EXERCISE TASKS:
• a. Answer these questions from the blockchain text, one line each:
(i) What three things does each block contain?
(ii) What previous hash does Block #1 (Genesis) show?
(iii) By how many participants is the chain stored?
• b. Duplicate the blockchain text from "Suppose you want" up to and including "copies — practically impossible.".
• c. Write the next part of the blockchain text, picking up after its final sentence.

READING TEXT:

+===+

Technology

What Is Blockchain

March 15, 2026 · ~2 min

Short answer

Blockchain is a record book that can’t be forged. Each new entry is mathematically linked to the previous one. Change one entry — and the entire chain breaks. And this record book isn’t stored in one place — it’s held by thousands of participants simultaneously.

How a block works

Each block contains three things:

  1. Data — for example, “Alice sent Bob $50”
  2. Previous block’s hash — the link to the previous entry
  3. Its own hash — a unique “fingerprint” calculated from the data and the previous hash

A hash is like a fingerprint for data. Change even one character — and the fingerprint becomes completely different.

Try it yourself

Change the data in any block — watch how it breaks the entire chain:

🔒 Chain is intact
Block #1 (Genesis)
Previous hash
0000
Hash
62ca80f2
Block #2
Previous hash
62ca80f2
Hash
16614341
Block #3
Previous hash
16614341
Hash
67f599aa

Change the data in any block — and watch all subsequent hashes "break."

Why it can’t be forged

Suppose you want to change the record in block #2:

  1. You change the data → block #2’s hash changes
  2. But block #3 stores the old hash of block #2 → block #3 is now invalid
  3. To fix block #3, you need to recalculate its hash → block #4 breaks
  4. And so on — you’d need to recalculate the entire chain

Now remember: the chain is stored by thousands of participants. To forge a record, you’d need to simultaneously change all copies — practically impossible.

+===+

STUDY MATERIAL:
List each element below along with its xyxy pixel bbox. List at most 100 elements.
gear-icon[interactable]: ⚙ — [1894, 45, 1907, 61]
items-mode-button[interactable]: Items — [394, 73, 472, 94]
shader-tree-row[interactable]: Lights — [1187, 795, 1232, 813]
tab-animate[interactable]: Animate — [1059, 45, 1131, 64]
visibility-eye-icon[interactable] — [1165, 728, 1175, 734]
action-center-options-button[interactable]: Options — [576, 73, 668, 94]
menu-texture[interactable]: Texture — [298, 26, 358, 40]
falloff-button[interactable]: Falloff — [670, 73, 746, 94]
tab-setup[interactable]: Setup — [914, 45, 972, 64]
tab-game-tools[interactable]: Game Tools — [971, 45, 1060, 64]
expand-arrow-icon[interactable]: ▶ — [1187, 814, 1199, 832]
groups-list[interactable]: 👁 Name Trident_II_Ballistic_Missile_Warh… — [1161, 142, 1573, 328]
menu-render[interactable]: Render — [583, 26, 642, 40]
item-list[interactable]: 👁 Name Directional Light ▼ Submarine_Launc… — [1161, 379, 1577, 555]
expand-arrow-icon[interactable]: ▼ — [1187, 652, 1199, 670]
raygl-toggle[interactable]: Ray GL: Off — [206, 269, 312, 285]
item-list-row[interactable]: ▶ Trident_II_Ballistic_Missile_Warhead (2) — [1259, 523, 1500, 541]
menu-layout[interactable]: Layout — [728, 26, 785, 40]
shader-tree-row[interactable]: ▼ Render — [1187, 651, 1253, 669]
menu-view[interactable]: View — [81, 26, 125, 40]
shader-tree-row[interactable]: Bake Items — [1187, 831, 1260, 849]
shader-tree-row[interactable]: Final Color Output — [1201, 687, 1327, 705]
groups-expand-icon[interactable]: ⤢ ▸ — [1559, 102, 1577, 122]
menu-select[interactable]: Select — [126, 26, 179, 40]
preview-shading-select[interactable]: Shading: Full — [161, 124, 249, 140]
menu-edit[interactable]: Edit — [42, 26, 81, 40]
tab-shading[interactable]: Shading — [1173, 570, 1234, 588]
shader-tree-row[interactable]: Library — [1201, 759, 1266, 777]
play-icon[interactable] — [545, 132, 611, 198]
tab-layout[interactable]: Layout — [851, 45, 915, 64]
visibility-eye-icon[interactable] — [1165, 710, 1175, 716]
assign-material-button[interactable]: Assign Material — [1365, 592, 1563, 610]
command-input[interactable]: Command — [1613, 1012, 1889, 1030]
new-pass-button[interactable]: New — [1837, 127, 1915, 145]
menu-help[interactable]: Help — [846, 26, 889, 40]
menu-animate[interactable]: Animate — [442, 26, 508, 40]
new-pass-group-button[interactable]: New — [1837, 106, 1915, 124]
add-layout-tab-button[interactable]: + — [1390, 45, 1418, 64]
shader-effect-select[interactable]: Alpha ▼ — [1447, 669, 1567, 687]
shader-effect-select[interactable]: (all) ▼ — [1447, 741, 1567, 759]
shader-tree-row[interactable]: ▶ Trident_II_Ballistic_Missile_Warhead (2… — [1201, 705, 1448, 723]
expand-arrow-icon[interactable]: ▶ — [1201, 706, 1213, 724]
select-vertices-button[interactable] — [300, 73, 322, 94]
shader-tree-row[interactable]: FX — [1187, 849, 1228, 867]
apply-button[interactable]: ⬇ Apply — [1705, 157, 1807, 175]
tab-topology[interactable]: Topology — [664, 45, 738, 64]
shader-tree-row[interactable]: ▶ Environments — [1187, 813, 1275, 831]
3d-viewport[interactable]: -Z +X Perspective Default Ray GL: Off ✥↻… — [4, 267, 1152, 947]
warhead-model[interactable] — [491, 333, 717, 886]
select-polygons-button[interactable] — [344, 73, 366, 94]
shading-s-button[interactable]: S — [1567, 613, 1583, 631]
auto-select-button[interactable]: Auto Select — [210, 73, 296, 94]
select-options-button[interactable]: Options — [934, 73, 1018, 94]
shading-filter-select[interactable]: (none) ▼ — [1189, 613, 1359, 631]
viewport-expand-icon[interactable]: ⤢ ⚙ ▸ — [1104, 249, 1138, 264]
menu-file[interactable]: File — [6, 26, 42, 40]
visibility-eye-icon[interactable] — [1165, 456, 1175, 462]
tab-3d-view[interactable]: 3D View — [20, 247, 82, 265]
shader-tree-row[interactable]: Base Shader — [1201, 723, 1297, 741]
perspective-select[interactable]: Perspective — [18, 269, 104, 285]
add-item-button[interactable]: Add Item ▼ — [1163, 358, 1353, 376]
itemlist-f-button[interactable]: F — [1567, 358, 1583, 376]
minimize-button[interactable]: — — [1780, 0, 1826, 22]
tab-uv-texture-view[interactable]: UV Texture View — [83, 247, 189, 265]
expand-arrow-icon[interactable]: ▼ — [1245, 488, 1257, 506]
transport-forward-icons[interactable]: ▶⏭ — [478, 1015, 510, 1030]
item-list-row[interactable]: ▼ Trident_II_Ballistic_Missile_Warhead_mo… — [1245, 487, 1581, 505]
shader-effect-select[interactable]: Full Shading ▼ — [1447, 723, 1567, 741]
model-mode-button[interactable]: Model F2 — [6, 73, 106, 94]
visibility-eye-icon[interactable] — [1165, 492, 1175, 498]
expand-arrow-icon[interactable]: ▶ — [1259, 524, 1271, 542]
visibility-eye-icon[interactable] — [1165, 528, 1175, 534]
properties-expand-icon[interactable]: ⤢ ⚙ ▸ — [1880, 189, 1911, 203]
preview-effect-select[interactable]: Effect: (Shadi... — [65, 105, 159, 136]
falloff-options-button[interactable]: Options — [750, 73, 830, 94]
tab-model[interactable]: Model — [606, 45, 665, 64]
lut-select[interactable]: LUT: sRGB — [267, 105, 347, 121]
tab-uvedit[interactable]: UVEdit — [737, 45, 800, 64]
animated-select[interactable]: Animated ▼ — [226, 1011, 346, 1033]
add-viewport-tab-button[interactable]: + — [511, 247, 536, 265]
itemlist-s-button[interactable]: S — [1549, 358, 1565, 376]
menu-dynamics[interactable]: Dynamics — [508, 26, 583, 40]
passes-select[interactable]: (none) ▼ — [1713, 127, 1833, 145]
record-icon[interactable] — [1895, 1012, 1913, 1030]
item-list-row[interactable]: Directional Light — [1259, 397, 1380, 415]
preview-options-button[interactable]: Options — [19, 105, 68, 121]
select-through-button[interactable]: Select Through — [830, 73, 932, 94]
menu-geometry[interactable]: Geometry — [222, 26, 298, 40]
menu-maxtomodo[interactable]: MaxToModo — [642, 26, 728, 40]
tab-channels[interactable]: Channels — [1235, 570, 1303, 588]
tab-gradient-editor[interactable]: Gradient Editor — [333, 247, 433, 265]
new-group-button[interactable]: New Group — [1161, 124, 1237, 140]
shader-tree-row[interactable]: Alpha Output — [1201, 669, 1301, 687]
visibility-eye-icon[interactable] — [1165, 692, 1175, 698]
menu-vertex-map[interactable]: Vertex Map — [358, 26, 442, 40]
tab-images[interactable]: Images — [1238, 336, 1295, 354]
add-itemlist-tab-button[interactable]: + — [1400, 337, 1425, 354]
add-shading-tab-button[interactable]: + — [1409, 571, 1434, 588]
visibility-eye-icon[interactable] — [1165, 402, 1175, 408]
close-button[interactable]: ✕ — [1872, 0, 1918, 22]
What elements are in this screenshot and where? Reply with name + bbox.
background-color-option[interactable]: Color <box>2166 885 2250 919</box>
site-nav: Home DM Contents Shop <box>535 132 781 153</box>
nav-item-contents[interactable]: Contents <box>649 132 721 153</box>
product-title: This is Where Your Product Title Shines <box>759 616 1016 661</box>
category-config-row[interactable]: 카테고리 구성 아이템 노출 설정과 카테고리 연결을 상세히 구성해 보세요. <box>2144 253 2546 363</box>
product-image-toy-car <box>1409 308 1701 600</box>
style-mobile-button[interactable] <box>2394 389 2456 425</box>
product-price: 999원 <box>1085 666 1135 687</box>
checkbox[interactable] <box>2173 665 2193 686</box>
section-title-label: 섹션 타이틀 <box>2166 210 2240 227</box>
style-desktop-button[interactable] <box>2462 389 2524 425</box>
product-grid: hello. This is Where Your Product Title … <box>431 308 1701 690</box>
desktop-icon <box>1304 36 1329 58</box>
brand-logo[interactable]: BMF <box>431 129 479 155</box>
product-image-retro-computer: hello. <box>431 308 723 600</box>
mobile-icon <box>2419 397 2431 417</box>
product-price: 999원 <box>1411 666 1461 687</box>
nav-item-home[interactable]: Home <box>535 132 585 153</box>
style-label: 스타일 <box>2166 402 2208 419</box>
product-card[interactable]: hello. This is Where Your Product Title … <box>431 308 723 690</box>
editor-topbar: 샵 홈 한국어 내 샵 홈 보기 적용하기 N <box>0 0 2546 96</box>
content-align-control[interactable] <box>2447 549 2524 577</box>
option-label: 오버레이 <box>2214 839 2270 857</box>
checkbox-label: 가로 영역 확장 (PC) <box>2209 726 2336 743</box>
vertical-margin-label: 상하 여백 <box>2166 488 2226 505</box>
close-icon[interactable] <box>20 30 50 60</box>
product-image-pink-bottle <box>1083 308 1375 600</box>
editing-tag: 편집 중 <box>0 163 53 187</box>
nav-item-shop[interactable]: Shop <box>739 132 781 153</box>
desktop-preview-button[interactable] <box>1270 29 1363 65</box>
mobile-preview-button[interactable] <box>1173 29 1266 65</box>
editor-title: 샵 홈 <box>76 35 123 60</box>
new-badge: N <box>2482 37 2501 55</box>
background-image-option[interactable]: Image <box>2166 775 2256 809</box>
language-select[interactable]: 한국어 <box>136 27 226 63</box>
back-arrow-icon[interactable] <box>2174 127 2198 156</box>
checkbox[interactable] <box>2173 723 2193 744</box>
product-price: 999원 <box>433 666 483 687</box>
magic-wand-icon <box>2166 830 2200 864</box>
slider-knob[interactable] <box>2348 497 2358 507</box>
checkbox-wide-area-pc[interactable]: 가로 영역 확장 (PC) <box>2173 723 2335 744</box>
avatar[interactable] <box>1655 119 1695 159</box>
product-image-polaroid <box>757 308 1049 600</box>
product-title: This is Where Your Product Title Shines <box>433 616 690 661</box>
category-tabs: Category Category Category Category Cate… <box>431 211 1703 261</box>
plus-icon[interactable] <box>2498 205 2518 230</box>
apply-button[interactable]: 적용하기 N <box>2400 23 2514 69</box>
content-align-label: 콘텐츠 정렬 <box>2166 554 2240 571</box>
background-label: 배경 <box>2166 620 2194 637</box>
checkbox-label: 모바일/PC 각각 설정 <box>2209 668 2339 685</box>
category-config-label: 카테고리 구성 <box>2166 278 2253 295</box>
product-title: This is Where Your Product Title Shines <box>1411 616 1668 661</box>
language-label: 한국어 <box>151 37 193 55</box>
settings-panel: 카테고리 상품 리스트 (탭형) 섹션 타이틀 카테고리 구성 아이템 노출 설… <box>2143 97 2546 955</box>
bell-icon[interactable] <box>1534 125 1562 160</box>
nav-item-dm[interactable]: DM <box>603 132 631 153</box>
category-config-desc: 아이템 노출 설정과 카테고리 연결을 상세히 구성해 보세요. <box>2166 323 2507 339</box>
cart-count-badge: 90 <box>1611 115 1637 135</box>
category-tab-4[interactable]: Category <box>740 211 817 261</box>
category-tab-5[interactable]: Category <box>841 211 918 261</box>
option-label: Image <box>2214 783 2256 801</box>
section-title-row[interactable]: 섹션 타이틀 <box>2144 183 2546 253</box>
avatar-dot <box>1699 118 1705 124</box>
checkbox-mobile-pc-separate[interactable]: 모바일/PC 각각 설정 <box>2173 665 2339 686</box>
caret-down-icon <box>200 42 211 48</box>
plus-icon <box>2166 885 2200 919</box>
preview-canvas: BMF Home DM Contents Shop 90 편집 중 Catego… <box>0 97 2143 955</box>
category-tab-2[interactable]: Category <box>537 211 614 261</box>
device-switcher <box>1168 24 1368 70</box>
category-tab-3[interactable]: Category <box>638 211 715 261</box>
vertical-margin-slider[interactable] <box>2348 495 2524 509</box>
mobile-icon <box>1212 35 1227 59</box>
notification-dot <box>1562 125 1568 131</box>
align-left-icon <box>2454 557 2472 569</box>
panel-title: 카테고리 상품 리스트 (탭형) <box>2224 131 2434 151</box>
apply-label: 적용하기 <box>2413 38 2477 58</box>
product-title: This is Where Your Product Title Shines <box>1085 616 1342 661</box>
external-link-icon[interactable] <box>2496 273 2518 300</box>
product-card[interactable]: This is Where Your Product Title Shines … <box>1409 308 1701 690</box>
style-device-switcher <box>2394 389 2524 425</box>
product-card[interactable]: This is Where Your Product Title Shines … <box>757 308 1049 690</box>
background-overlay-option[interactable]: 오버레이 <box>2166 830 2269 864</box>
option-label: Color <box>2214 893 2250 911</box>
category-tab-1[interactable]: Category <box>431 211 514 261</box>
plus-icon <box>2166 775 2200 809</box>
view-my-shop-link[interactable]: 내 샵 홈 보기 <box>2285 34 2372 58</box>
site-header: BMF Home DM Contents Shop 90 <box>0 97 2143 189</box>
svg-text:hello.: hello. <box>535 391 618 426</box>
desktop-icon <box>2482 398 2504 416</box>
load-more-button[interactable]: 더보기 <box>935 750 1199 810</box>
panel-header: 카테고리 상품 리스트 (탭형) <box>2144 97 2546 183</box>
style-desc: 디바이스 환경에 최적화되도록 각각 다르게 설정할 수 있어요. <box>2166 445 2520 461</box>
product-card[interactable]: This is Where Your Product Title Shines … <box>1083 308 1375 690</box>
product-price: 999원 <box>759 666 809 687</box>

+===+

RESULTS OF THE EXERCISE:
• a.
(i) Data, the previous block's hash, and its own hash
(ii) 0000
(iii) Thousands

• b.
Suppose you want to change the record in block #2:

  1. You change the data → block #2’s hash changes
  2. But block #3 stores the old hash of block #2 → block #3 is now invalid
  3. To fix block #3, you need to recalculate its hash → block #4 breaks
  4. And so on — you’d need to recalculate the entire chain

Now remember: the chain is stored by thousands of participants. To forge a record, you’d need to simultaneously change all copies — practically impossible.

• c.
Decentralization

A regular database is one server. One company controls it. They can change the data, and you’d never know.

A blockchain is thousands of identical copies held by different participants:

Regular databaseBlockchain
Where it’s storedOne serverWith all participants
Who controls itOne organizationNobody (or everybody)
Can it be forgedYes, with accessPractically no
TrustYou must trust the companyNo trust needed — there’s math

Where it’s used beyond cryptocurrency

  • Logistics. Tracking goods from factory to shelf. Can’t fake the country of origin.
  • Voting. Every vote is recorded and verifiable, yet anonymous.
  • Documents. Diplomas, certificates, contracts — verifiable authenticity without a middleman.
  • Healthcare. Medical records that the patient controls.

Downsides

  • Slow. Every entry is verified by thousands of participants — not instant.
  • Energy-intensive. Some blockchains (Bitcoin) consume enormous amounts of electricity.
  • Irreversible. Mistakes can’t be corrected — the record is forever.
  • Hard to scale. More participants = slower processing.

Remember

Blockchain is a record book that can’t be rewritten. Each entry is linked to the previous one through a hash, and copies are held by all participants. This creates trust without middlemen — using nothing but math.